### Stated exercise
Omit all images. Transcribe the rest of the material below exactly.
╔══
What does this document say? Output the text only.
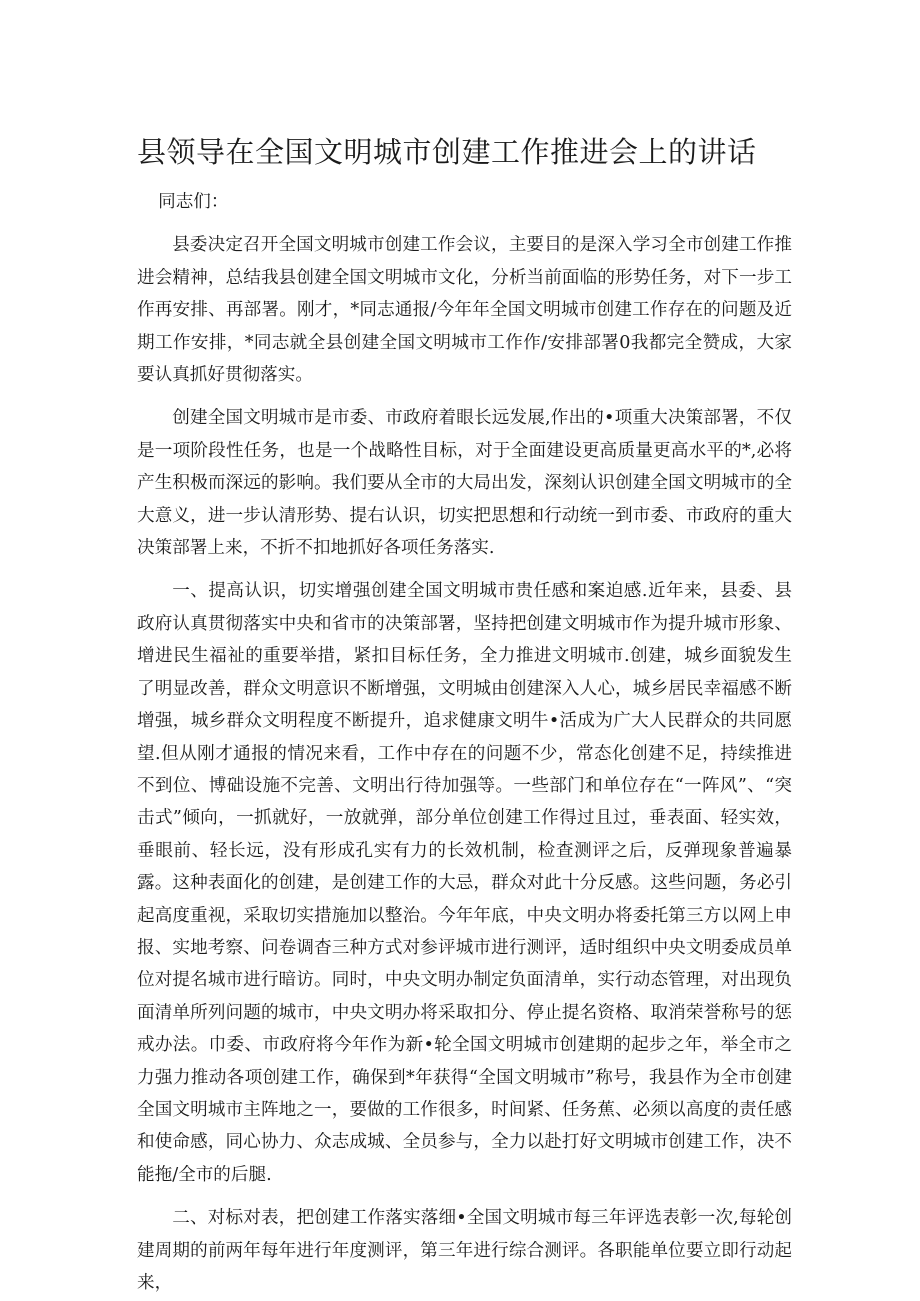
县领导在全国文明城市创建工作推进会上的讲话

同志们：

县委决定召开全国文明城市创建工作会议，主要目的是深入学习全市创建工作推进会精神，总结我县创建全国文明城市文化，分析当前面临的形势任务，对下一步工作再安排、再部署。刚才，*同志通报/今年年全国文明城市创建工作存在的问题及近期工作安排，*同志就全县创建全国文明城市工作作/安排部署0我都完全赞成，大家要认真抓好贯彻落实。

创建全国文明城市是市委、市政府着眼长远发展,作出的•项重大决策部署，不仅是一项阶段性任务，也是一个战略性目标，对于全面建设更高质量更高水平的*,必将产生积极而深远的影响。我们要从全市的大局出发，深刻认识创建全国文明城市的全大意义，进一步认清形势、提右认识，切实把思想和行动统一到市委、市政府的重大决策部署上来，不折不扣地抓好各项任务落实.

一、提高认识，切实增强创建全国文明城市贵任感和案迫感.近年来，县委、县政府认真贯彻落实中央和省市的决策部署，坚持把创建文明城市作为提升城市形象、增进民生福祉的重要举措，紧扣目标任务，全力推进文明城市.创建，城乡面貌发生了明显改善，群众文明意识不断增强，文明城由创建深入人心，城乡居民幸福感不断增强，城乡群众文明程度不断提升，追求健康文明牛•活成为广大人民群众的共同愿望.但从刚才通报的情况来看，工作中存在的问题不少，常态化创建不足，持续推进不到位、博础设施不完善、文明出行待加强等。一些部门和单位存在“一阵风”、“突击式”倾向，一抓就好，一放就弹，部分单位创建工作得过且过，垂表面、轻实效，垂眼前、轻长远，没有形成孔实有力的长效机制，检查测评之后，反弹现象普遍暴露。这种表面化的创建，是创建工作的大忌，群众对此十分反感。这些问题，务必引起高度重视，采取切实措施加以整治。今年年底，中央文明办将委托第三方以网上申报、实地考察、问卷调杳三种方式对参评城市进行测评，适时组织中央文明委成员单位对提名城市进行暗访。同时，中央文明办制定负面清单，实行动态管理，对出现负面清单所列问题的城市，中央文明办将采取扣分、停止提名资格、取消荣誉称号的惩戒办法。巾委、市政府将今年作为新•轮全国文明城市创建期的起步之年，举全市之力强力推动各项创建工作，确保到*年获得“全国文明城市”称号，我县作为全市创建全国文明城市主阵地之一，要做的工作很多，时间紧、任务蕉、必须以高度的责任感和使命感，同心协力、众志成城、全员参与，全力以赴打好文明城市创建工作，决不能拖/全市的后腿.

二、对标对表，把创建工作落实落细•全国文明城市每三年评选表彰一次,每轮创建周期的前两年每年进行年度测评，第三年进行综合测评。各职能单位要立即行动起来，
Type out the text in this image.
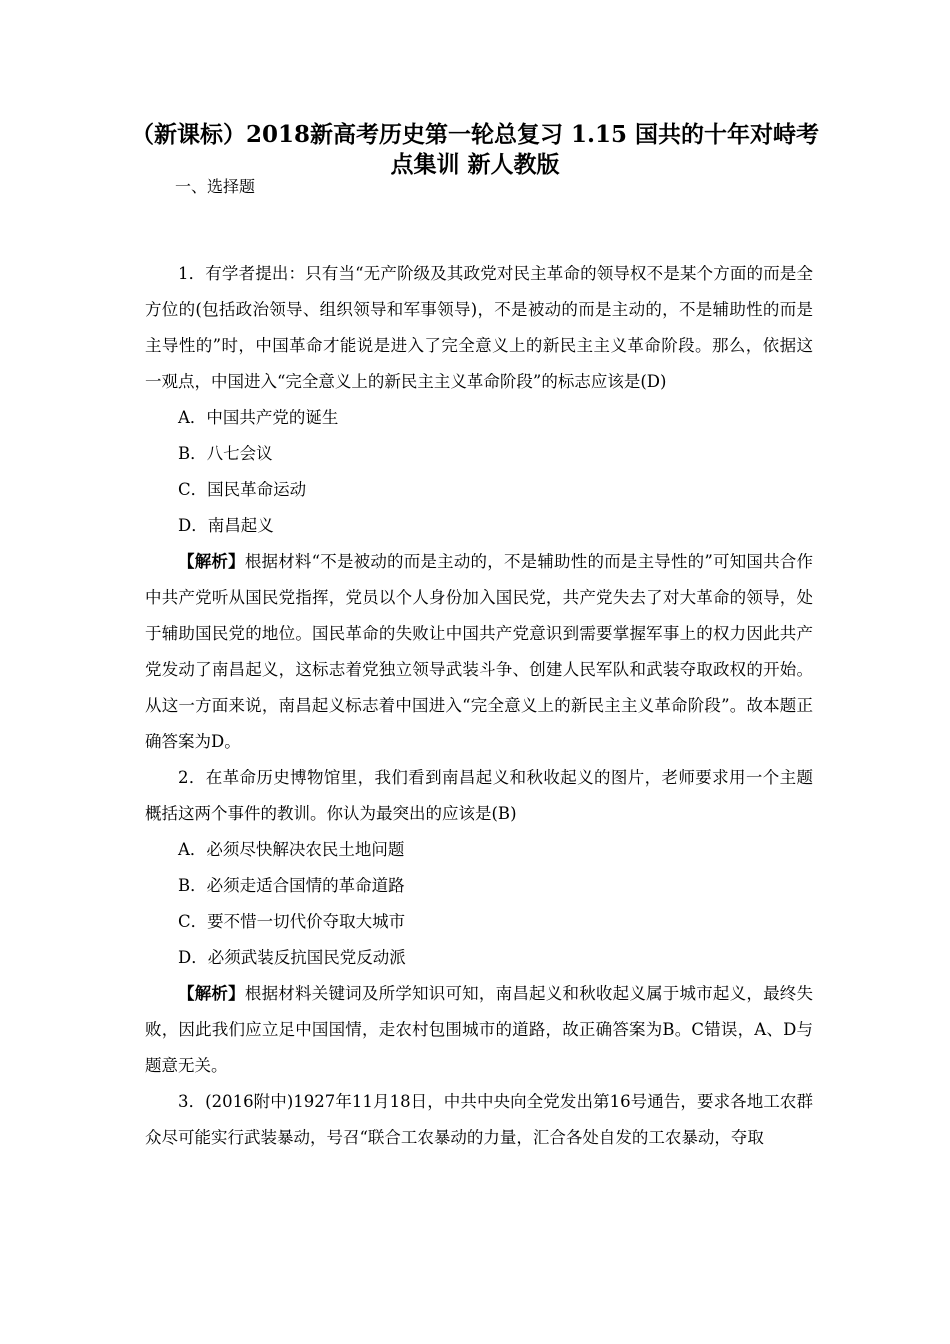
（新课标）2018新高考历史第一轮总复习 1.15 国共的十年对峙考点集训 新人教版
一、选择题

1．有学者提出：只有当“无产阶级及其政党对民主革命的领导权不是某个方面的而是全方位的(包括政治领导、组织领导和军事领导)，不是被动的而是主动的，不是辅助性的而是主导性的”时，中国革命才能说是进入了完全意义上的新民主主义革命阶段。那么，依据这一观点，中国进入“完全意义上的新民主主义革命阶段”的标志应该是(D)

A．中国共产党的诞生

B．八七会议

C．国民革命运动

D．南昌起义

【解析】根据材料“不是被动的而是主动的，不是辅助性的而是主导性的”可知国共合作中共产党听从国民党指挥，党员以个人身份加入国民党，共产党失去了对大革命的领导，处于辅助国民党的地位。国民革命的失败让中国共产党意识到需要掌握军事上的权力因此共产党发动了南昌起义，这标志着党独立领导武装斗争、创建人民军队和武装夺取政权的开始。从这一方面来说，南昌起义标志着中国进入“完全意义上的新民主主义革命阶段”。故本题正确答案为D。

2．在革命历史博物馆里，我们看到南昌起义和秋收起义的图片，老师要求用一个主题概括这两个事件的教训。你认为最突出的应该是(B)

A．必须尽快解决农民土地问题

B．必须走适合国情的革命道路

C．要不惜一切代价夺取大城市

D．必须武装反抗国民党反动派

【解析】根据材料关键词及所学知识可知，南昌起义和秋收起义属于城市起义，最终失败，因此我们应立足中国国情，走农村包围城市的道路，故正确答案为B。C错误，A、D与题意无关。

3．(2016附中)1927年11月18日，中共中央向全党发出第16号通告，要求各地工农群众尽可能实行武装暴动，号召“联合工农暴动的力量，汇合各处自发的工农暴动，夺取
╚══
### Result below
What does this document say? Output the text only.
县领导在全国文明城市创建工作推进会上的讲话

同志们：

县委决定召开全国文明城市创建工作会议，主要目的是深入学习全市创建工作推进会精神，总结我县创建全国文明城市文化，分析当前面临的形势任务，对下一步工作再安排、再部署。刚才，*同志通报/今年年全国文明城市创建工作存在的问题及近期工作安排，*同志就全县创建全国文明城市工作作/安排部署0我都完全赞成，大家要认真抓好贯彻落实。

创建全国文明城市是市委、市政府着眼长远发展,作出的•项重大决策部署，不仅是一项阶段性任务，也是一个战略性目标，对于全面建设更高质量更高水平的*,必将产生积极而深远的影响。我们要从全市的大局出发，深刻认识创建全国文明城市的全大意义，进一步认清形势、提右认识，切实把思想和行动统一到市委、市政府的重大决策部署上来，不折不扣地抓好各项任务落实.

一、提高认识，切实增强创建全国文明城市贵任感和案迫感.近年来，县委、县政府认真贯彻落实中央和省市的决策部署，坚持把创建文明城市作为提升城市形象、增进民生福祉的重要举措，紧扣目标任务，全力推进文明城市.创建，城乡面貌发生了明显改善，群众文明意识不断增强，文明城由创建深入人心，城乡居民幸福感不断增强，城乡群众文明程度不断提升，追求健康文明牛•活成为广大人民群众的共同愿望.但从刚才通报的情况来看，工作中存在的问题不少，常态化创建不足，持续推进不到位、博础设施不完善、文明出行待加强等。一些部门和单位存在“一阵风”、“突击式”倾向，一抓就好，一放就弹，部分单位创建工作得过且过，垂表面、轻实效，垂眼前、轻长远，没有形成孔实有力的长效机制，检查测评之后，反弹现象普遍暴露。这种表面化的创建，是创建工作的大忌，群众对此十分反感。这些问题，务必引起高度重视，采取切实措施加以整治。今年年底，中央文明办将委托第三方以网上申报、实地考察、问卷调杳三种方式对参评城市进行测评，适时组织中央文明委成员单位对提名城市进行暗访。同时，中央文明办制定负面清单，实行动态管理，对出现负面清单所列问题的城市，中央文明办将采取扣分、停止提名资格、取消荣誉称号的惩戒办法。巾委、市政府将今年作为新•轮全国文明城市创建期的起步之年，举全市之力强力推动各项创建工作，确保到*年获得“全国文明城市”称号，我县作为全市创建全国文明城市主阵地之一，要做的工作很多，时间紧、任务蕉、必须以高度的责任感和使命感，同心协力、众志成城、全员参与，全力以赴打好文明城市创建工作，决不能拖/全市的后腿.

二、对标对表，把创建工作落实落细•全国文明城市每三年评选表彰一次,每轮创建周期的前两年每年进行年度测评，第三年进行综合测评。各职能单位要立即行动起来，
Type out the text in this image.
（新课标）2018新高考历史第一轮总复习 1.15 国共的十年对峙考点集训 新人教版
一、选择题

1．有学者提出：只有当“无产阶级及其政党对民主革命的领导权不是某个方面的而是全方位的(包括政治领导、组织领导和军事领导)，不是被动的而是主动的，不是辅助性的而是主导性的”时，中国革命才能说是进入了完全意义上的新民主主义革命阶段。那么，依据这一观点，中国进入“完全意义上的新民主主义革命阶段”的标志应该是(D)

A．中国共产党的诞生

B．八七会议

C．国民革命运动

D．南昌起义

【解析】根据材料“不是被动的而是主动的，不是辅助性的而是主导性的”可知国共合作中共产党听从国民党指挥，党员以个人身份加入国民党，共产党失去了对大革命的领导，处于辅助国民党的地位。国民革命的失败让中国共产党意识到需要掌握军事上的权力因此共产党发动了南昌起义，这标志着党独立领导武装斗争、创建人民军队和武装夺取政权的开始。从这一方面来说，南昌起义标志着中国进入“完全意义上的新民主主义革命阶段”。故本题正确答案为D。

2．在革命历史博物馆里，我们看到南昌起义和秋收起义的图片，老师要求用一个主题概括这两个事件的教训。你认为最突出的应该是(B)

A．必须尽快解决农民土地问题

B．必须走适合国情的革命道路

C．要不惜一切代价夺取大城市

D．必须武装反抗国民党反动派

【解析】根据材料关键词及所学知识可知，南昌起义和秋收起义属于城市起义，最终失败，因此我们应立足中国国情，走农村包围城市的道路，故正确答案为B。C错误，A、D与题意无关。

3．(2016附中)1927年11月18日，中共中央向全党发出第16号通告，要求各地工农群众尽可能实行武装暴动，号召“联合工农暴动的力量，汇合各处自发的工农暴动，夺取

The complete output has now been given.